## Extracto proporcionado
»»

Esta mañana, abrimos nuestras Biblias en el capítulo veintisiete de Mateo. Llegamos a la sección del versículo 27 al 44, que abordaremos esta semana y la próxima al examinar la crucifixión del Señor Jesucristo. Hace muchos años, Frederic Farrar escribió La vida de Cristo. Y en su obra, incluye una sección que me gustaría leerles para que podamos comprender mejor este pasaje.
Una muerte por crucifixión parece incluir todo lo horrible y espantoso que la muerte puede tener. Mareos, calambres, sed, inanición, insomnio, fiebre traumática, tétanos, vergüenza, publicidad de la vergüenza, tormento prolongado, horror ante la expectativa, mortificación por heridas desatendidas; todo intensificado hasta el punto de ser soportable, pero deteniéndose justo antes de que le brindara al paciente el alivio de la inconsciencia. La posición antinatural hacía doloroso cada movimiento. Las venas laceradas y los tendones aplastados palpitaban con una angustia incesante. Las heridas, inflamadas por la exposición, se gangrenaron gradualmente. Las arterias, especialmente en la cabeza y el estómago, se hincharon y oprimieron con la sangre excesiva, y mientras cada tipo de sufrimiento aumentaba gradualmente, se les añadía la punzada intolerable de una sed ardiente y voraz. Y todas estas complicaciones físicas causaban una excitación y ansiedad internas que convertían la perspectiva de la muerte misma, de la muerte, en el enemigo desconocido. Ante cuya proximidad el hombre suele estremecerse más, se presenta como una deliciosa y exquisita liberación.
Una cosa queda clara de lo que dijo Ferrar y de lo que sabemos sobre la crucifixión: que al crucificar a alguien, a nadie le preocupaba una muerte rápida e indolora. A nadie le preocupaba la preservación de la dignidad humana. Todo lo contrario. Quienes crucificaban buscaban una tortura agonizante de humillación total que superaba cualquier otro designio de muerte que el hombre jamás haya inventado. Y tal fue la tortura que nuestro Señor Jesucristo soportó por nosotros.

««

## Datos de elementos y regiones
»»

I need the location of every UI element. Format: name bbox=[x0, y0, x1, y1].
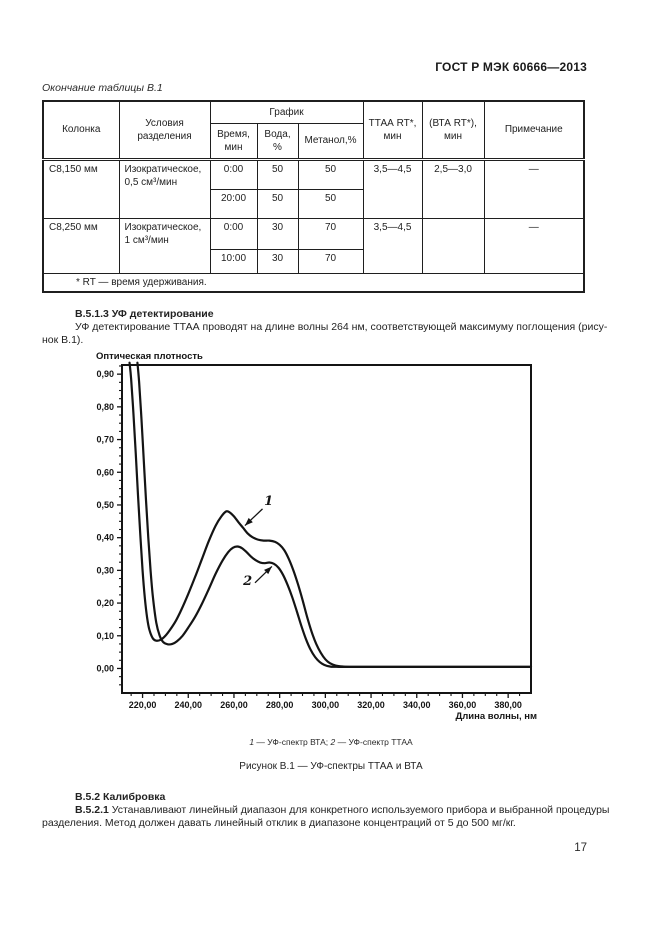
header-time: Время, мин bbox=[209, 122, 258, 161]
y-axis-title: Оптическая плотность bbox=[96, 351, 203, 362]
cell-column: C8,150 мм bbox=[42, 158, 120, 219]
section-521-text: Устанавливают линейный диапазон для конк… bbox=[108, 804, 610, 816]
table-row: C8,250 мм Изократическое, 1 см³/мин 0:00… bbox=[42, 217, 585, 274]
chart-legend-caption: 1 — УФ-спектр ВТА; 2 — УФ-спектр ТТАА bbox=[42, 737, 620, 747]
uv-spectra-chart: Оптическая плотность Длина волны, нм 220,0… bbox=[60, 347, 560, 732]
legend-series1-number: 1 bbox=[249, 737, 255, 747]
table-continuation-title: Окончание таблицы В.1 bbox=[42, 82, 163, 94]
separation-conditions-table: Колонка Условия разделения График ТТАА R… bbox=[42, 100, 586, 293]
cell-bta-rt: 2,5—3,0 bbox=[421, 158, 485, 219]
annotation-arrowhead bbox=[264, 566, 272, 575]
y-tick-label: 0,70 bbox=[96, 435, 114, 445]
x-tick-label: 260,00 bbox=[220, 700, 248, 710]
x-tick-label: 360,00 bbox=[449, 700, 477, 710]
curve-label-2: 2 bbox=[242, 574, 252, 589]
cell-methanol: 50 bbox=[297, 188, 364, 219]
x-tick-label: 220,00 bbox=[129, 700, 157, 710]
cell-methanol: 70 bbox=[297, 217, 364, 250]
header-conditions: Условия разделения bbox=[118, 100, 211, 161]
figure-caption: Рисунок В.1 — УФ-спектры ТТАА и ВТА bbox=[239, 761, 423, 772]
cell-water: 50 bbox=[256, 188, 299, 219]
section-52-heading: В.5.2 Калибровка bbox=[75, 791, 166, 803]
x-tick-label: 320,00 bbox=[357, 700, 385, 710]
section-521-paragraph-line1: В.5.2.1 Устанавливают линейный диапазон … bbox=[75, 804, 609, 816]
legend-series1-text: — УФ-спектр ВТА; bbox=[254, 737, 331, 747]
cell-note: — bbox=[483, 158, 585, 219]
y-tick-label: 0,30 bbox=[96, 565, 114, 575]
header-column: Колонка bbox=[42, 100, 120, 161]
y-tick-label: 0,60 bbox=[96, 467, 114, 477]
cell-ttaa-rt: 3,5—4,5 bbox=[362, 217, 423, 274]
header-bta-rt: (ВТА RT*), мин bbox=[421, 100, 485, 161]
cell-water: 30 bbox=[256, 248, 299, 274]
y-tick-label: 0,90 bbox=[96, 369, 114, 379]
cell-note: — bbox=[483, 217, 585, 274]
annotation-arrowhead bbox=[244, 517, 253, 526]
header-ttaa-rt: ТТАА RT*, мин bbox=[362, 100, 423, 161]
legend-series2-text: — УФ-спектр ТТАА bbox=[335, 737, 413, 747]
y-tick-label: 0,00 bbox=[96, 663, 114, 673]
section-513-paragraph-line1: УФ детектирование ТТАА проводят на длине… bbox=[75, 321, 608, 333]
x-tick-label: 300,00 bbox=[312, 700, 340, 710]
spectrum-curve-2 bbox=[136, 361, 533, 668]
cell-bta-rt bbox=[421, 217, 485, 274]
section-521-number: В.5.2.1 bbox=[75, 804, 109, 816]
header-methanol: Метанол,% bbox=[297, 122, 364, 161]
table-footnote: * RT — время удерживания. bbox=[42, 272, 585, 293]
uv-spectra-svg: Оптическая плотность Длина волны, нм 220,0… bbox=[96, 351, 537, 722]
section-513-paragraph-line2: нок В.1). bbox=[42, 334, 84, 346]
cell-water: 30 bbox=[256, 217, 299, 250]
table-footnote-row: * RT — время удерживания. bbox=[42, 272, 585, 293]
cell-time: 20:00 bbox=[209, 188, 258, 219]
cell-time: 10:00 bbox=[209, 248, 258, 274]
table-row: C8,150 мм Изократическое, 0,5 см³/мин 0:… bbox=[42, 158, 585, 219]
y-tick-label: 0,50 bbox=[96, 500, 114, 510]
header-water: Вода, % bbox=[256, 122, 299, 161]
y-tick-label: 0,40 bbox=[96, 533, 114, 543]
section-513-heading: В.5.1.3 УФ детектирование bbox=[75, 308, 214, 320]
x-tick-label: 240,00 bbox=[174, 700, 202, 710]
x-tick-label: 280,00 bbox=[266, 700, 294, 710]
cell-time: 0:00 bbox=[209, 158, 258, 190]
plot-border bbox=[121, 364, 532, 694]
doc-header: ГОСТ Р МЭК 60666—2013 bbox=[435, 60, 587, 74]
page-number: 17 bbox=[574, 842, 587, 854]
cell-methanol: 70 bbox=[297, 248, 364, 274]
spectrum-curve-1 bbox=[128, 361, 533, 668]
cell-time: 0:00 bbox=[209, 217, 258, 250]
y-tick-label: 0,10 bbox=[96, 631, 114, 641]
cell-water: 50 bbox=[256, 158, 299, 190]
y-tick-label: 0,20 bbox=[96, 598, 114, 608]
cell-column: C8,250 мм bbox=[42, 217, 120, 274]
section-521-paragraph-line2: разделения. Метод должен давать линейный… bbox=[42, 817, 516, 829]
header-graph: График bbox=[209, 100, 364, 124]
table-row: 10:00 30 70 bbox=[43, 248, 584, 274]
cell-conditions: Изократическое, 1 см³/мин bbox=[118, 217, 211, 274]
x-axis-title: Длина волны, нм bbox=[455, 711, 537, 722]
x-tick-label: 380,00 bbox=[494, 700, 522, 710]
cell-ttaa-rt: 3,5—4,5 bbox=[362, 158, 423, 219]
x-tick-label: 340,00 bbox=[403, 700, 431, 710]
curve-label-1: 1 bbox=[264, 494, 273, 509]
cell-methanol: 50 bbox=[297, 158, 364, 190]
y-tick-label: 0,80 bbox=[96, 402, 114, 412]
header-note: Примечание bbox=[483, 100, 585, 161]
cell-conditions: Изократическое, 0,5 см³/мин bbox=[118, 158, 211, 219]
legend-series2-number: 2 bbox=[330, 737, 336, 747]
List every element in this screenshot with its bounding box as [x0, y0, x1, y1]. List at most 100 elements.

««

## Objetivo 1
¿Qué obra escribió Frederic Farrar hace muchos años, según el extracto?
## Objetivo 2
Reproduce sin cambios el fragmento del extracto comprendido entre "Una cosa queda" y "soportó por nosotros.", ambos incluidos.

## Salida correcta 1
La vida de Cristo.

## Salida correcta 2
Una cosa queda clara de lo que dijo Ferrar y de lo que sabemos sobre la crucifixión: que al crucificar a alguien, a nadie le preocupaba una muerte rápida e indolora. A nadie le preocupaba la preservación de la dignidad humana. Todo lo contrario. Quienes crucificaban buscaban una tortura agonizante de humillación total que superaba cualquier otro designio de muerte que el hombre jamás haya inventado. Y tal fue la tortura que nuestro Señor Jesucristo soportó por nosotros.